■ EXERCISE
Copy the rows from the first one through the line with "x-tick-label: 30 bbox=[893, 1044, 930, 1078]", replacing "table-cell" with "grid-cell" and leaving everything else unchanged.

━━━ MATERIAL TO PROCESS ━━━

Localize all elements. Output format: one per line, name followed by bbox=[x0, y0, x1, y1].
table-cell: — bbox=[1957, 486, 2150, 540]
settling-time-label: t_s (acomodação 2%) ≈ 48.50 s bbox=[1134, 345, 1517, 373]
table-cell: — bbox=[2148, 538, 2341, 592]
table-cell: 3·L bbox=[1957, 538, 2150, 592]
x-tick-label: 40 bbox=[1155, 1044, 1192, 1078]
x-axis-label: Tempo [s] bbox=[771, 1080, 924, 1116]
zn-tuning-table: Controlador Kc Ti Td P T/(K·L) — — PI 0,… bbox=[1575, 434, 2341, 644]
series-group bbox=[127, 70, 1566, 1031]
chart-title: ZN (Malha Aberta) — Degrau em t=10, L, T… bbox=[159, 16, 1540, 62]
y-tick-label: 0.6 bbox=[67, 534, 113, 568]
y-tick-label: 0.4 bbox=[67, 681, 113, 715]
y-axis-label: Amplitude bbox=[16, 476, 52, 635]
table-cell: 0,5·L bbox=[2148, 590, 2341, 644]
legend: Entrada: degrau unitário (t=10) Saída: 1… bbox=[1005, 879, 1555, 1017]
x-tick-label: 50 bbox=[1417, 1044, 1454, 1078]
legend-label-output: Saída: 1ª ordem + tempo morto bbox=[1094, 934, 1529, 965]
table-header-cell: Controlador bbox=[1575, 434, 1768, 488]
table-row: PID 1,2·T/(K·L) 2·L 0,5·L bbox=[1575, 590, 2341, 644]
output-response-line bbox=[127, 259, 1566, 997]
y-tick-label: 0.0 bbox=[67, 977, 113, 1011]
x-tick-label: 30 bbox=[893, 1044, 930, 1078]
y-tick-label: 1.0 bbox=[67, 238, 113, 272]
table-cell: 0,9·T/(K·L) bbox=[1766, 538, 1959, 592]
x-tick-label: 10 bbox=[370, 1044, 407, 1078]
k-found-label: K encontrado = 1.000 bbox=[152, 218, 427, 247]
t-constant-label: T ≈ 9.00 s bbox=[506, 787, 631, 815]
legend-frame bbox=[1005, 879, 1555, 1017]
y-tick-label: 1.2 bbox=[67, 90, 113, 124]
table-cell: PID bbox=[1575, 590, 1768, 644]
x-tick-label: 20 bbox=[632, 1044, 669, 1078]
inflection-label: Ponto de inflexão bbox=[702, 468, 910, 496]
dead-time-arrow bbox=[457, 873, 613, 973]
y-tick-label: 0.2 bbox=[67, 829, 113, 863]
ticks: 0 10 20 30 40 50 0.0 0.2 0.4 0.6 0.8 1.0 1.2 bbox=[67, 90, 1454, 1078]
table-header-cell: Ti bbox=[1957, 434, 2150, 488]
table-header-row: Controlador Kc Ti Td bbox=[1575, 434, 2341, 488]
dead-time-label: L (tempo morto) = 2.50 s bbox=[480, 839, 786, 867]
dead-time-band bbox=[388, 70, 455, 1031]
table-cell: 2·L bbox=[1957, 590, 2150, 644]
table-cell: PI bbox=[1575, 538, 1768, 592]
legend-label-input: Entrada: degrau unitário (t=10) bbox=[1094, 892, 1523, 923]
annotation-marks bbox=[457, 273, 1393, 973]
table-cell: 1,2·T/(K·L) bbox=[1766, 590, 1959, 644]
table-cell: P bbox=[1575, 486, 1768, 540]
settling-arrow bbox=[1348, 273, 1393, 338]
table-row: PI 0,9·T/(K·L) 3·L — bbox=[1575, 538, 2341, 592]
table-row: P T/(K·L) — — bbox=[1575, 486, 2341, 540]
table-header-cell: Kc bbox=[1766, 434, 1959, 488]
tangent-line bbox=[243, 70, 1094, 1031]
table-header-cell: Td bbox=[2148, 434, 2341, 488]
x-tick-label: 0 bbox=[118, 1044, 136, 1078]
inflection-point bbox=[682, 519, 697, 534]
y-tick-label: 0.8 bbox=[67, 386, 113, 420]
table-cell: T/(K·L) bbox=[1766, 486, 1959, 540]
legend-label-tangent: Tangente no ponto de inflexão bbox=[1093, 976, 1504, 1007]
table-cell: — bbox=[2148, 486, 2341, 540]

━━━

■ WRITTEN SOLUTION
Localize all elements. Output format: one per line, name followed by bbox=[x0, y0, x1, y1].
grid-cell: — bbox=[1957, 486, 2150, 540]
settling-time-label: t_s (acomodação 2%) ≈ 48.50 s bbox=[1134, 345, 1517, 373]
grid-cell: — bbox=[2148, 538, 2341, 592]
grid-cell: 3·L bbox=[1957, 538, 2150, 592]
x-tick-label: 40 bbox=[1155, 1044, 1192, 1078]
x-axis-label: Tempo [s] bbox=[771, 1080, 924, 1116]
zn-tuning-table: Controlador Kc Ti Td P T/(K·L) — — PI 0,… bbox=[1575, 434, 2341, 644]
series-group bbox=[127, 70, 1566, 1031]
chart-title: ZN (Malha Aberta) — Degrau em t=10, L, T… bbox=[159, 16, 1540, 62]
y-tick-label: 0.6 bbox=[67, 534, 113, 568]
y-tick-label: 0.4 bbox=[67, 681, 113, 715]
y-axis-label: Amplitude bbox=[16, 476, 52, 635]
grid-cell: 0,5·L bbox=[2148, 590, 2341, 644]
legend: Entrada: degrau unitário (t=10) Saída: 1… bbox=[1005, 879, 1555, 1017]
x-tick-label: 50 bbox=[1417, 1044, 1454, 1078]
legend-label-output: Saída: 1ª ordem + tempo morto bbox=[1094, 934, 1529, 965]
table-header-cell: Controlador bbox=[1575, 434, 1768, 488]
table-row: PID 1,2·T/(K·L) 2·L 0,5·L bbox=[1575, 590, 2341, 644]
output-response-line bbox=[127, 259, 1566, 997]
y-tick-label: 0.0 bbox=[67, 977, 113, 1011]
x-tick-label: 30 bbox=[893, 1044, 930, 1078]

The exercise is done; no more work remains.